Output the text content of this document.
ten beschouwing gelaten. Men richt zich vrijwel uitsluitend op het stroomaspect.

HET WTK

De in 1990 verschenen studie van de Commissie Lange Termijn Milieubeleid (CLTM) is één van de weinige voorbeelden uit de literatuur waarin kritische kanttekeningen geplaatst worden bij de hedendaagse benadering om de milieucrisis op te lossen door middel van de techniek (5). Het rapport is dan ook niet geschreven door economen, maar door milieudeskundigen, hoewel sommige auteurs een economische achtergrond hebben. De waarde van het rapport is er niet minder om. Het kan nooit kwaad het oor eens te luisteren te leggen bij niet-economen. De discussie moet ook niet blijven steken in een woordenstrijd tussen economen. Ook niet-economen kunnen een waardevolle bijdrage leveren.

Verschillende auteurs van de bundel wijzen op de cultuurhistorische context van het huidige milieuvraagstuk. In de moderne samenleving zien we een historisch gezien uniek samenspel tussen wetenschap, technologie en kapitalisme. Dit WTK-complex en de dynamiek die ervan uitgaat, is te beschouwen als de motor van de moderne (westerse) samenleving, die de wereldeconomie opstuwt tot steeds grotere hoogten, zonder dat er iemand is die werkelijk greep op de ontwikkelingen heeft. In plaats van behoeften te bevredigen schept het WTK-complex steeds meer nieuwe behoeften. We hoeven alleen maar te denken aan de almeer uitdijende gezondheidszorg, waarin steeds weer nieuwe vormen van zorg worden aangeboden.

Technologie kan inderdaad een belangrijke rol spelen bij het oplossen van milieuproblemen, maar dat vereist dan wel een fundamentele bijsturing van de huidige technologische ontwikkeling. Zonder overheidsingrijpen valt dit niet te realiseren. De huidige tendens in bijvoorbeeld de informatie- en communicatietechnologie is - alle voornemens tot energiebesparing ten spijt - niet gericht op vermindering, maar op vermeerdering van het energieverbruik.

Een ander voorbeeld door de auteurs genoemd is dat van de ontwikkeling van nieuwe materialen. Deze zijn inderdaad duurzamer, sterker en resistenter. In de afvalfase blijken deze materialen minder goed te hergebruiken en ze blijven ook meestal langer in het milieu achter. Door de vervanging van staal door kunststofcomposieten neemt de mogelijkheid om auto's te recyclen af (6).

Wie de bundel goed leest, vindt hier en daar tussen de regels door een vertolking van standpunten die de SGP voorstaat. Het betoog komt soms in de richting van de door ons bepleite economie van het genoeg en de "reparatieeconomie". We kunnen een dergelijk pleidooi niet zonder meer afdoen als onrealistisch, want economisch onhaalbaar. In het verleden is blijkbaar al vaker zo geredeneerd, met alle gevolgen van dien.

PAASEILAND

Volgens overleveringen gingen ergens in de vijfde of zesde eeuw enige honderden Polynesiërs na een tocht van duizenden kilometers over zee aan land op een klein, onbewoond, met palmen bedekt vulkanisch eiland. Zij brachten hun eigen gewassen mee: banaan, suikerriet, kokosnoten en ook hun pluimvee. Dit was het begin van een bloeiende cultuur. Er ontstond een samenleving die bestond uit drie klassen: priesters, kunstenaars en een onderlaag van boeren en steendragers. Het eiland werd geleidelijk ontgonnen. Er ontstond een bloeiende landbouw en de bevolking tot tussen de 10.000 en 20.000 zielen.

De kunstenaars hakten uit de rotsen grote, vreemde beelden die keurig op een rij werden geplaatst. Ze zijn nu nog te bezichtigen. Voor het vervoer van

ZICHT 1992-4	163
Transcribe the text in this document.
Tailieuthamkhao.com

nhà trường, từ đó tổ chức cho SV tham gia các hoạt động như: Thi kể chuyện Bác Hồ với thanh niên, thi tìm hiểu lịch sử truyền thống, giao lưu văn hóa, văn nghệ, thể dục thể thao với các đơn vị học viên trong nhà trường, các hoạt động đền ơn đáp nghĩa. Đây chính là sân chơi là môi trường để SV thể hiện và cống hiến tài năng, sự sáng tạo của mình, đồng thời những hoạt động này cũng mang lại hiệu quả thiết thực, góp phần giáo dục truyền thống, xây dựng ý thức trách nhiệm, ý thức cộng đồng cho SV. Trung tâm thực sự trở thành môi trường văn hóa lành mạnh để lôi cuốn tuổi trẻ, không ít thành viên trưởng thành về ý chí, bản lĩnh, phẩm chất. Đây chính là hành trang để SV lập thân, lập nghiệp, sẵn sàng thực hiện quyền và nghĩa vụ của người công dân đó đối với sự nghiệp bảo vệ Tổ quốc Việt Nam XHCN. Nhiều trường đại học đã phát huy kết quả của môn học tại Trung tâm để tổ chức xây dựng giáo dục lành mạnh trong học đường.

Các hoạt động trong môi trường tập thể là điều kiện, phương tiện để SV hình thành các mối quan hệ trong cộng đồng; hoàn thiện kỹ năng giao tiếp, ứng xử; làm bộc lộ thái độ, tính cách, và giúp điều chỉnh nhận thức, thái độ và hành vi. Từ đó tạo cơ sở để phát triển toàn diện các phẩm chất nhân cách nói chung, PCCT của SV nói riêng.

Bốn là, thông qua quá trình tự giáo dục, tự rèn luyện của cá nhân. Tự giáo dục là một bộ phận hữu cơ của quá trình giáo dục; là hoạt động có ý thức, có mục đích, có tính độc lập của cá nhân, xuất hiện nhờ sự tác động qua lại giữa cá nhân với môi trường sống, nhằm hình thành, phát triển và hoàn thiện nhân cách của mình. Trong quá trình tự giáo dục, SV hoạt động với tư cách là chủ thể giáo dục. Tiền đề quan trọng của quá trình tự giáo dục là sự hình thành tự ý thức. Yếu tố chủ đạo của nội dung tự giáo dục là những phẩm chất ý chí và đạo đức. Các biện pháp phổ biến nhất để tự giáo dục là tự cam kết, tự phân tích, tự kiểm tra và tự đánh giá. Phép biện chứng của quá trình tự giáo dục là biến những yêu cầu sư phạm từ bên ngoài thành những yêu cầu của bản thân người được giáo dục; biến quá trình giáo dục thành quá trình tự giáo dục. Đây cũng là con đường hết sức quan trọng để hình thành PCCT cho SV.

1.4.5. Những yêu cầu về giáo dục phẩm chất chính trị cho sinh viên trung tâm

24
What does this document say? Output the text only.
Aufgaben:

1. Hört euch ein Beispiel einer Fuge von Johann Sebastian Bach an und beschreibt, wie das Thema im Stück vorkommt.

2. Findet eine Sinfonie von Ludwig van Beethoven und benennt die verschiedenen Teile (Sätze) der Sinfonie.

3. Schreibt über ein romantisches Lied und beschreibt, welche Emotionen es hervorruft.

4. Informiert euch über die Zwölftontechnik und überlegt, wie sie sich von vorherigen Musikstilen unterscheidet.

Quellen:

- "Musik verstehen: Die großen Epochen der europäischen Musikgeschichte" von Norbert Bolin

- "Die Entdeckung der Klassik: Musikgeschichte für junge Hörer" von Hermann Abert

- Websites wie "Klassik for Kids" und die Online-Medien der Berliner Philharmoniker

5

» **What to work on**
Recopy the whole listing exactly.

» **Response to the exercise**
Output the text content of this document.
ten beschouwing gelaten. Men richt zich vrijwel uitsluitend op het stroomaspect.

HET WTK

De in 1990 verschenen studie van de Commissie Lange Termijn Milieubeleid (CLTM) is één van de weinige voorbeelden uit de literatuur waarin kritische kanttekeningen geplaatst worden bij de hedendaagse benadering om de milieucrisis op te lossen door middel van de techniek (5). Het rapport is dan ook niet geschreven door economen, maar door milieudeskundigen, hoewel sommige auteurs een economische achtergrond hebben. De waarde van het rapport is er niet minder om. Het kan nooit kwaad het oor eens te luisteren te leggen bij niet-economen. De discussie moet ook niet blijven steken in een woordenstrijd tussen economen. Ook niet-economen kunnen een waardevolle bijdrage leveren.

Verschillende auteurs van de bundel wijzen op de cultuurhistorische context van het huidige milieuvraagstuk. In de moderne samenleving zien we een historisch gezien uniek samenspel tussen wetenschap, technologie en kapitalisme. Dit WTK-complex en de dynamiek die ervan uitgaat, is te beschouwen als de motor van de moderne (westerse) samenleving, die de wereldeconomie opstuwt tot steeds grotere hoogten, zonder dat er iemand is die werkelijk greep op de ontwikkelingen heeft. In plaats van behoeften te bevredigen schept het WTK-complex steeds meer nieuwe behoeften. We hoeven alleen maar te denken aan de almeer uitdijende gezondheidszorg, waarin steeds weer nieuwe vormen van zorg worden aangeboden.

Technologie kan inderdaad een belangrijke rol spelen bij het oplossen van milieuproblemen, maar dat vereist dan wel een fundamentele bijsturing van de huidige technologische ontwikkeling. Zonder overheidsingrijpen valt dit niet te realiseren. De huidige tendens in bijvoorbeeld de informatie- en communicatietechnologie is - alle voornemens tot energiebesparing ten spijt - niet gericht op vermindering, maar op vermeerdering van het energieverbruik.

Een ander voorbeeld door de auteurs genoemd is dat van de ontwikkeling van nieuwe materialen. Deze zijn inderdaad duurzamer, sterker en resistenter. In de afvalfase blijken deze materialen minder goed te hergebruiken en ze blijven ook meestal langer in het milieu achter. Door de vervanging van staal door kunststofcomposieten neemt de mogelijkheid om auto's te recyclen af (6).

Wie de bundel goed leest, vindt hier en daar tussen de regels door een vertolking van standpunten die de SGP voorstaat. Het betoog komt soms in de richting van de door ons bepleite economie van het genoeg en de "reparatieeconomie". We kunnen een dergelijk pleidooi niet zonder meer afdoen als onrealistisch, want economisch onhaalbaar. In het verleden is blijkbaar al vaker zo geredeneerd, met alle gevolgen van dien.

PAASEILAND

Volgens overleveringen gingen ergens in de vijfde of zesde eeuw enige honderden Polynesiërs na een tocht van duizenden kilometers over zee aan land op een klein, onbewoond, met palmen bedekt vulkanisch eiland. Zij brachten hun eigen gewassen mee: banaan, suikerriet, kokosnoten en ook hun pluimvee. Dit was het begin van een bloeiende cultuur. Er ontstond een samenleving die bestond uit drie klassen: priesters, kunstenaars en een onderlaag van boeren en steendragers. Het eiland werd geleidelijk ontgonnen. Er ontstond een bloeiende landbouw en de bevolking tot tussen de 10.000 en 20.000 zielen.

De kunstenaars hakten uit de rotsen grote, vreemde beelden die keurig op een rij werden geplaatst. Ze zijn nu nog te bezichtigen. Voor het vervoer van

ZICHT 1992-4	163
Transcribe the text in this document.
Tailieuthamkhao.com

nhà trường, từ đó tổ chức cho SV tham gia các hoạt động như: Thi kể chuyện Bác Hồ với thanh niên, thi tìm hiểu lịch sử truyền thống, giao lưu văn hóa, văn nghệ, thể dục thể thao với các đơn vị học viên trong nhà trường, các hoạt động đền ơn đáp nghĩa. Đây chính là sân chơi là môi trường để SV thể hiện và cống hiến tài năng, sự sáng tạo của mình, đồng thời những hoạt động này cũng mang lại hiệu quả thiết thực, góp phần giáo dục truyền thống, xây dựng ý thức trách nhiệm, ý thức cộng đồng cho SV. Trung tâm thực sự trở thành môi trường văn hóa lành mạnh để lôi cuốn tuổi trẻ, không ít thành viên trưởng thành về ý chí, bản lĩnh, phẩm chất. Đây chính là hành trang để SV lập thân, lập nghiệp, sẵn sàng thực hiện quyền và nghĩa vụ của người công dân đó đối với sự nghiệp bảo vệ Tổ quốc Việt Nam XHCN. Nhiều trường đại học đã phát huy kết quả của môn học tại Trung tâm để tổ chức xây dựng giáo dục lành mạnh trong học đường.

Các hoạt động trong môi trường tập thể là điều kiện, phương tiện để SV hình thành các mối quan hệ trong cộng đồng; hoàn thiện kỹ năng giao tiếp, ứng xử; làm bộc lộ thái độ, tính cách, và giúp điều chỉnh nhận thức, thái độ và hành vi. Từ đó tạo cơ sở để phát triển toàn diện các phẩm chất nhân cách nói chung, PCCT của SV nói riêng.

Bốn là, thông qua quá trình tự giáo dục, tự rèn luyện của cá nhân. Tự giáo dục là một bộ phận hữu cơ của quá trình giáo dục; là hoạt động có ý thức, có mục đích, có tính độc lập của cá nhân, xuất hiện nhờ sự tác động qua lại giữa cá nhân với môi trường sống, nhằm hình thành, phát triển và hoàn thiện nhân cách của mình. Trong quá trình tự giáo dục, SV hoạt động với tư cách là chủ thể giáo dục. Tiền đề quan trọng của quá trình tự giáo dục là sự hình thành tự ý thức. Yếu tố chủ đạo của nội dung tự giáo dục là những phẩm chất ý chí và đạo đức. Các biện pháp phổ biến nhất để tự giáo dục là tự cam kết, tự phân tích, tự kiểm tra và tự đánh giá. Phép biện chứng của quá trình tự giáo dục là biến những yêu cầu sư phạm từ bên ngoài thành những yêu cầu của bản thân người được giáo dục; biến quá trình giáo dục thành quá trình tự giáo dục. Đây cũng là con đường hết sức quan trọng để hình thành PCCT cho SV.

1.4.5. Những yêu cầu về giáo dục phẩm chất chính trị cho sinh viên trung tâm

24
What does this document say? Output the text only.
Aufgaben:

1. Hört euch ein Beispiel einer Fuge von Johann Sebastian Bach an und beschreibt, wie das Thema im Stück vorkommt.

2. Findet eine Sinfonie von Ludwig van Beethoven und benennt die verschiedenen Teile (Sätze) der Sinfonie.

3. Schreibt über ein romantisches Lied und beschreibt, welche Emotionen es hervorruft.

4. Informiert euch über die Zwölftontechnik und überlegt, wie sie sich von vorherigen Musikstilen unterscheidet.

Quellen:

- "Musik verstehen: Die großen Epochen der europäischen Musikgeschichte" von Norbert Bolin

- "Die Entdeckung der Klassik: Musikgeschichte für junge Hörer" von Hermann Abert

- Websites wie "Klassik for Kids" und die Online-Medien der Berliner Philharmoniker

5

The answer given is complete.